__Exercise instructions__. From the listing below, return each line that includes "subtitle".

──────

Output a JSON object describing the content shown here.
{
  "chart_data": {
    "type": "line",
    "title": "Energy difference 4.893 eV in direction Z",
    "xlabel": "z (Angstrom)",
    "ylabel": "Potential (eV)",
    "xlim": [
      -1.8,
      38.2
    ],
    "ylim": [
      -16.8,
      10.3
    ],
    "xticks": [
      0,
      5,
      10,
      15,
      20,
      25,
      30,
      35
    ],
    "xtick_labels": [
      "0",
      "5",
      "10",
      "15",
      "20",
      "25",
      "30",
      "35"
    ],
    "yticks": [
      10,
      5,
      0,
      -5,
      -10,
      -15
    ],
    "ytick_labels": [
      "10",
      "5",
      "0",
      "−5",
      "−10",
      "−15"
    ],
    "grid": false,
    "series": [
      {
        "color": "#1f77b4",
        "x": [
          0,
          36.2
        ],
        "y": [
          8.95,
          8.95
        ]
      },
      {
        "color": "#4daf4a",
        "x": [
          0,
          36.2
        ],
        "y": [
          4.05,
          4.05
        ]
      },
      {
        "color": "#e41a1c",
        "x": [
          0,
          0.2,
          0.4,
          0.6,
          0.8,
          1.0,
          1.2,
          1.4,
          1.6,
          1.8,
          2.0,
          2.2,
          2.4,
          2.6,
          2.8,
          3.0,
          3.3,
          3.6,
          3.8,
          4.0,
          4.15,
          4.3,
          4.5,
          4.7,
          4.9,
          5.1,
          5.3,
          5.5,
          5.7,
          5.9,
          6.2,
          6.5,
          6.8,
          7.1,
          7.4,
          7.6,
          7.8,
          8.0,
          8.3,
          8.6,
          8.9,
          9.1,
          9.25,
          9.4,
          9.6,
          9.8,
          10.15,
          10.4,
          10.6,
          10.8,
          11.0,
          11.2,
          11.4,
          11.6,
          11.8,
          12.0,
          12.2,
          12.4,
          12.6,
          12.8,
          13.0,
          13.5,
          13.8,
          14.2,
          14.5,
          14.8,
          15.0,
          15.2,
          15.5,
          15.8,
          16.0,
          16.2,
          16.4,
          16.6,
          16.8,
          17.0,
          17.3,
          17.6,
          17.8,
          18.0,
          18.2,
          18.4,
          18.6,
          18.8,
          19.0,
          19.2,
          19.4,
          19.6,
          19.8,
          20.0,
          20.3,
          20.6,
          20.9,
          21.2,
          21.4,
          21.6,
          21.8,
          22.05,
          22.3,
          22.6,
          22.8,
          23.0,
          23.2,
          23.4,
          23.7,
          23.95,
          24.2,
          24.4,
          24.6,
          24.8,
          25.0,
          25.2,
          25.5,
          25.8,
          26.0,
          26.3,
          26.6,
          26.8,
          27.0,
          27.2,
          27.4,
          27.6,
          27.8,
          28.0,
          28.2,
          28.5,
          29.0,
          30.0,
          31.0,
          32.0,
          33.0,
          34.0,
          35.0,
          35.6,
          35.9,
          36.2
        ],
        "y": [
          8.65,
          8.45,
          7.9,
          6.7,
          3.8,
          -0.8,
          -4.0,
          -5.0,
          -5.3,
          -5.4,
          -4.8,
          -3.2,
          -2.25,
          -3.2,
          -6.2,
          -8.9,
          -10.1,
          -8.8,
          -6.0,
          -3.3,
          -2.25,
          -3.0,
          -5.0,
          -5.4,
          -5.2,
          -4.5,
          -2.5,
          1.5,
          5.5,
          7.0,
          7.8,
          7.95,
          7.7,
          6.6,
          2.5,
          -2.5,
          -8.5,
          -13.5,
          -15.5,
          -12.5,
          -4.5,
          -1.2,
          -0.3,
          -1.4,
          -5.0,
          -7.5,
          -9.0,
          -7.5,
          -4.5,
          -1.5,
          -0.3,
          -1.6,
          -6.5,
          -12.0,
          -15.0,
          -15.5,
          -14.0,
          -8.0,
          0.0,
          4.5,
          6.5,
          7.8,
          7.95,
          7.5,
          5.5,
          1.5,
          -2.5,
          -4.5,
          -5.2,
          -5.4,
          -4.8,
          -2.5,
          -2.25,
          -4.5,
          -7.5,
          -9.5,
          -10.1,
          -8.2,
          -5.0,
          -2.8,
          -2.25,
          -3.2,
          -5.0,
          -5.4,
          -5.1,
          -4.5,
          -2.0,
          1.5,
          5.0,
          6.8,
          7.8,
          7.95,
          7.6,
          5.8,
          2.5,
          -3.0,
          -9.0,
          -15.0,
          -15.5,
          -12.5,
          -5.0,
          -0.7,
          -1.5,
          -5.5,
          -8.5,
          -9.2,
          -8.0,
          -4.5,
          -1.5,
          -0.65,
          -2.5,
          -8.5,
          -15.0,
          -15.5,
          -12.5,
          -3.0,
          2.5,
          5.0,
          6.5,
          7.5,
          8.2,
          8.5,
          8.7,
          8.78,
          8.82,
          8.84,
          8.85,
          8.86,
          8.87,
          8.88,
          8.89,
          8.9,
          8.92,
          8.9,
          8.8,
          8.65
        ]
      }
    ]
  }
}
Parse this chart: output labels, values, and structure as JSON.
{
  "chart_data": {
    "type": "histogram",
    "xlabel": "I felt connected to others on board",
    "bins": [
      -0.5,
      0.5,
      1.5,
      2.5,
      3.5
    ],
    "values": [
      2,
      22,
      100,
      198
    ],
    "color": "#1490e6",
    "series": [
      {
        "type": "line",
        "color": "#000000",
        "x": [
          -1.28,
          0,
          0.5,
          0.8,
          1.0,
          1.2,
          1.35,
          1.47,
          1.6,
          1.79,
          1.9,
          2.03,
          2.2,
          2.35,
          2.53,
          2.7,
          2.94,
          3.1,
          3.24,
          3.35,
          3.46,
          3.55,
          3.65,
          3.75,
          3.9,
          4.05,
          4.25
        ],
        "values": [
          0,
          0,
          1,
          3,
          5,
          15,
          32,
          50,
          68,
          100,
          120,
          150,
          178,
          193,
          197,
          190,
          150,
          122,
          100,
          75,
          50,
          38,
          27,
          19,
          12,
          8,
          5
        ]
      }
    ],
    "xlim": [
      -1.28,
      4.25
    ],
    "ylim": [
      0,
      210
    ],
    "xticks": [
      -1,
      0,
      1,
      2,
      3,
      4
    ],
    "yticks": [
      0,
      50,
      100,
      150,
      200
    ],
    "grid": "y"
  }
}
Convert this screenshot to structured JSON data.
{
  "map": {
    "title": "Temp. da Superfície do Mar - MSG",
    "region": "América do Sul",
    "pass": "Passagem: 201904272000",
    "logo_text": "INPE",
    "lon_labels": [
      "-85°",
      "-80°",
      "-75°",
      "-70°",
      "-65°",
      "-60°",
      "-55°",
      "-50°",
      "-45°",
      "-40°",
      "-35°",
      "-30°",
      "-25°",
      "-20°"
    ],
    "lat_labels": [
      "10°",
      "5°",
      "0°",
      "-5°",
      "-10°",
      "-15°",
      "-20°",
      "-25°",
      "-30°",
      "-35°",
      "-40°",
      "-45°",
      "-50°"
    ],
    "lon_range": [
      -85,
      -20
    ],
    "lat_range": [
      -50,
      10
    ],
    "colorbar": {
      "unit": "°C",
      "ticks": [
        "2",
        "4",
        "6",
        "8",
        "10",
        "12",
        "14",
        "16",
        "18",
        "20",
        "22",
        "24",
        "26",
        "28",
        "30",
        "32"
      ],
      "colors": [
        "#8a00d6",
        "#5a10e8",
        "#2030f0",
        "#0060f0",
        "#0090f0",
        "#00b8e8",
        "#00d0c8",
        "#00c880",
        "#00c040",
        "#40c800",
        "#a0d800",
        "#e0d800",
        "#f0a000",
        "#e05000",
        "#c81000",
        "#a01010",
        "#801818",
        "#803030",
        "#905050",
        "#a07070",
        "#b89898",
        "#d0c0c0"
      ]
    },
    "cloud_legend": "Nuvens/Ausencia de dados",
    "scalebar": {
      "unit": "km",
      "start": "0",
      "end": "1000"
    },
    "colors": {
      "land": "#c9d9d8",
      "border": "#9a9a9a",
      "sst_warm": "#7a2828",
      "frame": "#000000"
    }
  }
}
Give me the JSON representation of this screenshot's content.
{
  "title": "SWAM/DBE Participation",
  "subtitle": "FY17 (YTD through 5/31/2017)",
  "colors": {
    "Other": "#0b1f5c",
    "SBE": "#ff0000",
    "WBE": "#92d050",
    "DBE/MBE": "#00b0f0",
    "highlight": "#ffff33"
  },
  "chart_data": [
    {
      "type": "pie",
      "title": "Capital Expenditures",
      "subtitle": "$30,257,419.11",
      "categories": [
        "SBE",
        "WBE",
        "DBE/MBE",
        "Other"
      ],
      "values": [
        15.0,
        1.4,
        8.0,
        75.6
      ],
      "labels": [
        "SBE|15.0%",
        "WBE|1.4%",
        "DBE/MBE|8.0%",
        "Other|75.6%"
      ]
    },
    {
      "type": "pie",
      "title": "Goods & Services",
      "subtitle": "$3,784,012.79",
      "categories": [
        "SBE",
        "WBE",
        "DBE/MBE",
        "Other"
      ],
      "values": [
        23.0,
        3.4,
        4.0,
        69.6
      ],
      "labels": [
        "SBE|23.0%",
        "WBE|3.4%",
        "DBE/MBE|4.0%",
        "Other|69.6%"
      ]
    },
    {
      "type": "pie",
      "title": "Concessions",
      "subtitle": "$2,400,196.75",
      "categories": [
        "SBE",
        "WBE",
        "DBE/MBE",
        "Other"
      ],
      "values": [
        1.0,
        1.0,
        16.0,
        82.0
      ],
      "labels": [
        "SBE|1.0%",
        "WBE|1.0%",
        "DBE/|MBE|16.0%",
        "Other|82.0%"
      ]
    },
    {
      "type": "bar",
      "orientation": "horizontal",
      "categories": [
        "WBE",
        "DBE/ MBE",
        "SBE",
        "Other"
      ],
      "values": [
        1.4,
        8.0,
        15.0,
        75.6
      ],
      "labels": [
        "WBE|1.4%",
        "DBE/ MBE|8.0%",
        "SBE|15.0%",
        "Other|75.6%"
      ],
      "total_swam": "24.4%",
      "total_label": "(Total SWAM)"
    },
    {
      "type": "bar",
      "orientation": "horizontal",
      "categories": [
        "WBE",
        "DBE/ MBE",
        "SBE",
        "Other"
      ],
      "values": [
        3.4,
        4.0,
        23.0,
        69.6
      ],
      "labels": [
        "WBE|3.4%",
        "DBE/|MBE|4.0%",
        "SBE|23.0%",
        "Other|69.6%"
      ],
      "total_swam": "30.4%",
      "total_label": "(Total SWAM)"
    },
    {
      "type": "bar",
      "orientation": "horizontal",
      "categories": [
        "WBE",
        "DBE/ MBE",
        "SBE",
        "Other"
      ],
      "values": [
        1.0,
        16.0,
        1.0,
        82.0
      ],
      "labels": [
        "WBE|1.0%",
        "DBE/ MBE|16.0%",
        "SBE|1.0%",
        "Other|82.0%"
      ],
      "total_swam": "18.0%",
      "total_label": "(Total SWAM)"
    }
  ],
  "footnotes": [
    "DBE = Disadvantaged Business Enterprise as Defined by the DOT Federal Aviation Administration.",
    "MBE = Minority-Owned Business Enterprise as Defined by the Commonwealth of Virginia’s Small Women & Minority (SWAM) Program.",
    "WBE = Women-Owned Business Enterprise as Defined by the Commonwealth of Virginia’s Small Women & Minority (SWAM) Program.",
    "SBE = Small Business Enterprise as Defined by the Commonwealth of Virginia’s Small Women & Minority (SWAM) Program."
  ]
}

──────

__Expected output__.
  "subtitle": "FY17 (YTD through 5/31/2017)",
      "subtitle": "$30,257,419.11",
      "subtitle": "$3,784,012.79",
      "subtitle": "$2,400,196.75",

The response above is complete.